Each line that includes the word "this" counts once; give the total and nothing more.

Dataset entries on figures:

________________

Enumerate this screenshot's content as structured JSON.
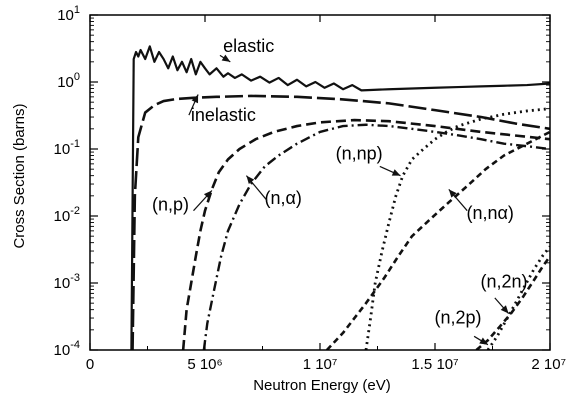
{
  "chart_data": {
    "type": "line",
    "xlabel": "Neutron Energy (eV)",
    "ylabel": "Cross Section (barns)",
    "xlim": [
      0,
      20000000
    ],
    "ylim": [
      0.0001,
      10
    ],
    "y_scale": "log",
    "grid": false,
    "x_ticks": [
      {
        "value": 0,
        "label": "0"
      },
      {
        "value": 5000000,
        "label": "5 10⁶"
      },
      {
        "value": 10000000,
        "label": "1 10⁷"
      },
      {
        "value": 15000000,
        "label": "1.5 10⁷"
      },
      {
        "value": 20000000,
        "label": "2 10⁷"
      }
    ],
    "y_ticks": [
      {
        "value": 0.0001,
        "base": "10",
        "exp": "-4"
      },
      {
        "value": 0.001,
        "base": "10",
        "exp": "-3"
      },
      {
        "value": 0.01,
        "base": "10",
        "exp": "-2"
      },
      {
        "value": 0.1,
        "base": "10",
        "exp": "-1"
      },
      {
        "value": 1,
        "base": "10",
        "exp": "0"
      },
      {
        "value": 10,
        "base": "10",
        "exp": "1"
      }
    ],
    "series": [
      {
        "name": "elastic",
        "style": "solid",
        "x": [
          1800000,
          1900000,
          2000000,
          2100000,
          2200000,
          2400000,
          2600000,
          2800000,
          3000000,
          3200000,
          3400000,
          3600000,
          3800000,
          4000000,
          4200000,
          4400000,
          4600000,
          4800000,
          5000000,
          5200000,
          5500000,
          5800000,
          6000000,
          6300000,
          6600000,
          7000000,
          7400000,
          7800000,
          8200000,
          8600000,
          9000000,
          9400000,
          9800000,
          10200000,
          10600000,
          11000000,
          11400000,
          11800000,
          12200000,
          13000000,
          14000000,
          15000000,
          16000000,
          17000000,
          18000000,
          19000000,
          20000000
        ],
        "y": [
          0.0001,
          2.2,
          2.8,
          2.4,
          3.0,
          2.2,
          3.4,
          2.0,
          2.8,
          2.2,
          1.6,
          2.4,
          1.5,
          2.0,
          1.4,
          2.2,
          1.3,
          2.0,
          1.6,
          1.3,
          1.6,
          1.2,
          1.35,
          1.15,
          1.3,
          1.05,
          1.2,
          0.98,
          1.15,
          0.9,
          1.08,
          0.86,
          1.0,
          0.82,
          0.95,
          0.78,
          0.9,
          0.75,
          0.76,
          0.78,
          0.8,
          0.82,
          0.84,
          0.86,
          0.88,
          0.9,
          0.95
        ]
      },
      {
        "name": "inelastic",
        "style": "longdash",
        "x": [
          1850000,
          1950000,
          2100000,
          2400000,
          2800000,
          3200000,
          3800000,
          4500000,
          5500000,
          7000000,
          9000000,
          11000000,
          13000000,
          15000000,
          17000000,
          18500000,
          20000000
        ],
        "y": [
          0.0001,
          0.02,
          0.15,
          0.35,
          0.45,
          0.52,
          0.56,
          0.58,
          0.6,
          0.62,
          0.6,
          0.55,
          0.48,
          0.38,
          0.3,
          0.24,
          0.2
        ]
      },
      {
        "name": "(n,p)",
        "style": "dash",
        "x": [
          4050000,
          4200000,
          4400000,
          4600000,
          4800000,
          5000000,
          5300000,
          5600000,
          6000000,
          6500000,
          7200000,
          8000000,
          9000000,
          10000000,
          11500000,
          13000000,
          15000000,
          17000000,
          20000000
        ],
        "y": [
          0.0001,
          0.0004,
          0.001,
          0.0025,
          0.006,
          0.012,
          0.025,
          0.045,
          0.07,
          0.1,
          0.14,
          0.18,
          0.22,
          0.25,
          0.27,
          0.26,
          0.22,
          0.18,
          0.14
        ]
      },
      {
        "name": "(n,α)",
        "style": "dashdot",
        "x": [
          4950000,
          5100000,
          5400000,
          5700000,
          6000000,
          6500000,
          7000000,
          7600000,
          8200000,
          9000000,
          10000000,
          11000000,
          12000000,
          13000000,
          14000000,
          15000000,
          16000000,
          17000000,
          18000000,
          19000000,
          20000000
        ],
        "y": [
          0.0001,
          0.00025,
          0.0008,
          0.0025,
          0.006,
          0.015,
          0.03,
          0.055,
          0.08,
          0.12,
          0.18,
          0.22,
          0.23,
          0.22,
          0.2,
          0.18,
          0.16,
          0.14,
          0.12,
          0.11,
          0.1
        ]
      },
      {
        "name": "(n,np)",
        "style": "dot",
        "x": [
          12000000,
          12200000,
          12400000,
          12700000,
          13000000,
          13300000,
          13600000,
          14000000,
          14500000,
          15000000,
          15500000,
          16000000,
          17000000,
          18000000,
          19000000,
          20000000
        ],
        "y": [
          0.0001,
          0.0003,
          0.001,
          0.003,
          0.008,
          0.02,
          0.04,
          0.07,
          0.1,
          0.14,
          0.18,
          0.22,
          0.28,
          0.33,
          0.37,
          0.4
        ]
      },
      {
        "name": "(n,nα)",
        "style": "shortdash",
        "x": [
          10300000,
          11000000,
          12000000,
          12800000,
          13400000,
          14000000,
          14800000,
          15600000,
          16400000,
          17200000,
          18000000,
          19000000,
          20000000
        ],
        "y": [
          0.0001,
          0.00018,
          0.0005,
          0.0012,
          0.0025,
          0.005,
          0.009,
          0.016,
          0.028,
          0.05,
          0.08,
          0.12,
          0.18
        ]
      },
      {
        "name": "(n,2n)",
        "style": "dot",
        "x": [
          17300000,
          17700000,
          18100000,
          18500000,
          18900000,
          19300000,
          19700000,
          20000000
        ],
        "y": [
          0.0001,
          0.00016,
          0.00028,
          0.0005,
          0.0009,
          0.0016,
          0.0026,
          0.0035
        ]
      },
      {
        "name": "(n,2p)",
        "style": "shortdash",
        "x": [
          16800000,
          17300000,
          17800000,
          18300000,
          18800000,
          19300000,
          19700000,
          20000000
        ],
        "y": [
          0.0001,
          0.00014,
          0.00022,
          0.00035,
          0.0006,
          0.0011,
          0.0018,
          0.0025
        ]
      }
    ],
    "annotations": [
      {
        "label": "elastic",
        "tx": 6900000,
        "ty": 2.8,
        "ax": 6100000,
        "ay": 2.0,
        "arrow_from": [
          5650000,
          2.5
        ]
      },
      {
        "label": "inelastic",
        "tx": 5800000,
        "ty": 0.26,
        "ax": 4300000,
        "ay": 0.32,
        "arrow_to": [
          4700000,
          0.65
        ]
      },
      {
        "label": "(n,p)",
        "tx": 3500000,
        "ty": 0.012,
        "ax": 5300000,
        "ay": 0.024,
        "arrow_from": [
          4500000,
          0.012
        ]
      },
      {
        "label": "(n,α)",
        "tx": 8400000,
        "ty": 0.015,
        "ax": 6800000,
        "ay": 0.04,
        "arrow_from": [
          7700000,
          0.017
        ]
      },
      {
        "label": "(n,np)",
        "tx": 11700000,
        "ty": 0.07,
        "ax": 13500000,
        "ay": 0.04,
        "arrow_from": [
          12600000,
          0.055
        ]
      },
      {
        "label": "(n,nα)",
        "tx": 17400000,
        "ty": 0.009,
        "ax": 15600000,
        "ay": 0.025,
        "arrow_from": [
          16400000,
          0.012
        ]
      },
      {
        "label": "(n,2n)",
        "tx": 18000000,
        "ty": 0.00085,
        "ax": 18200000,
        "ay": 0.00035,
        "arrow_from": [
          17600000,
          0.0006
        ]
      },
      {
        "label": "(n,2p)",
        "tx": 16000000,
        "ty": 0.00025,
        "ax": 17300000,
        "ay": 0.00012,
        "arrow_from": [
          16700000,
          0.00016
        ]
      }
    ]
  }
}
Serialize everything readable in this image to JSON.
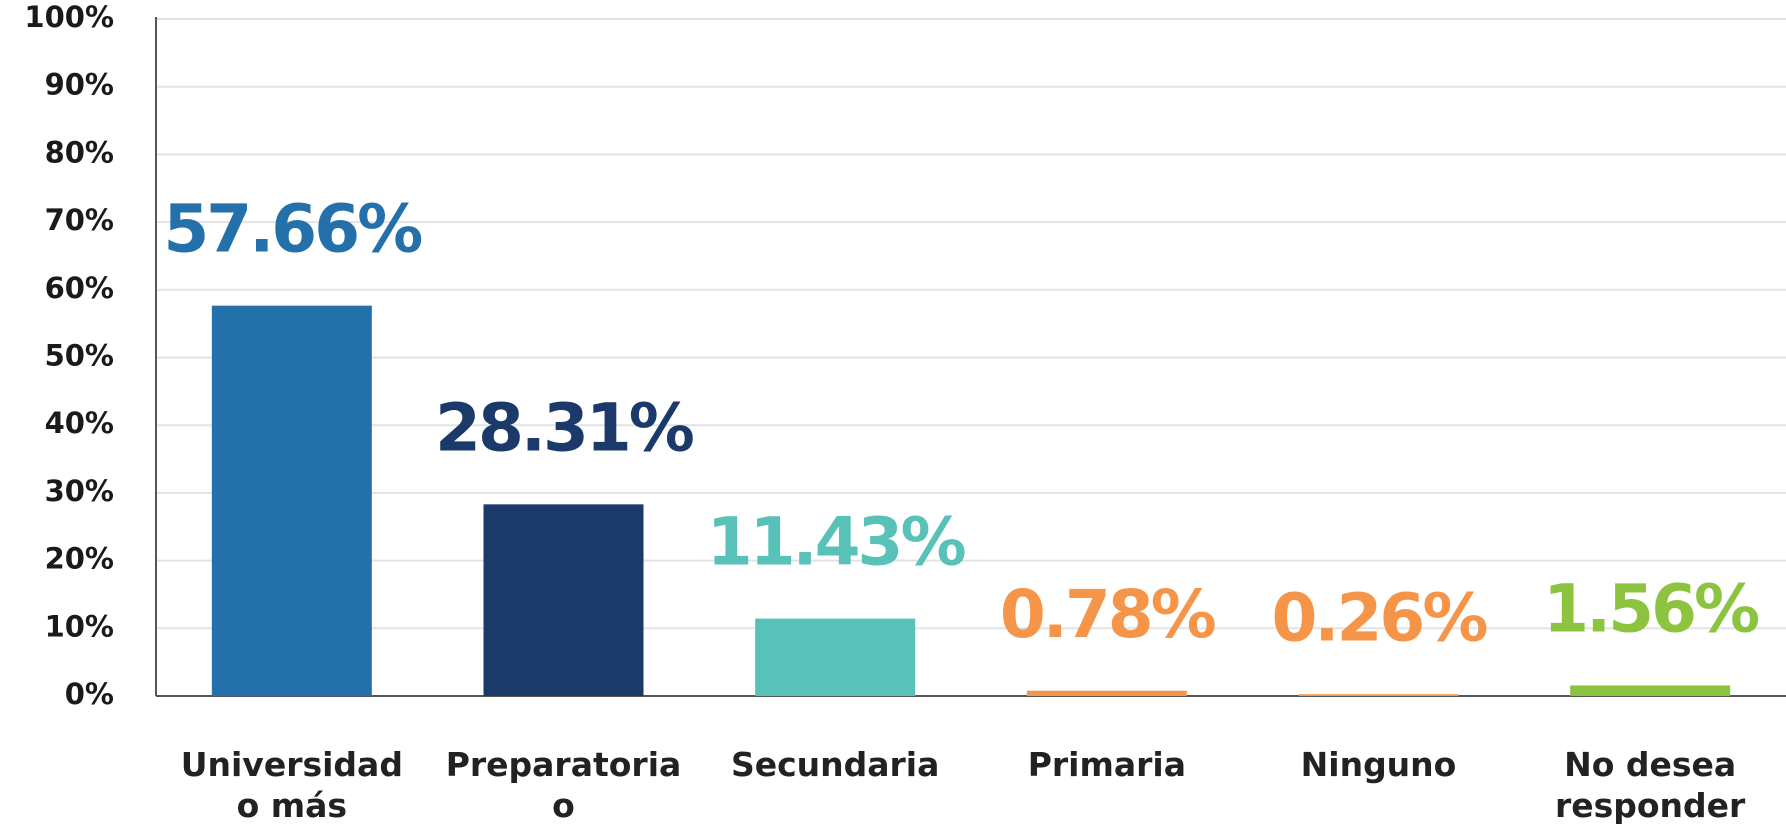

________________

▶ _SOLUTION TO THE PROBLEM_: 2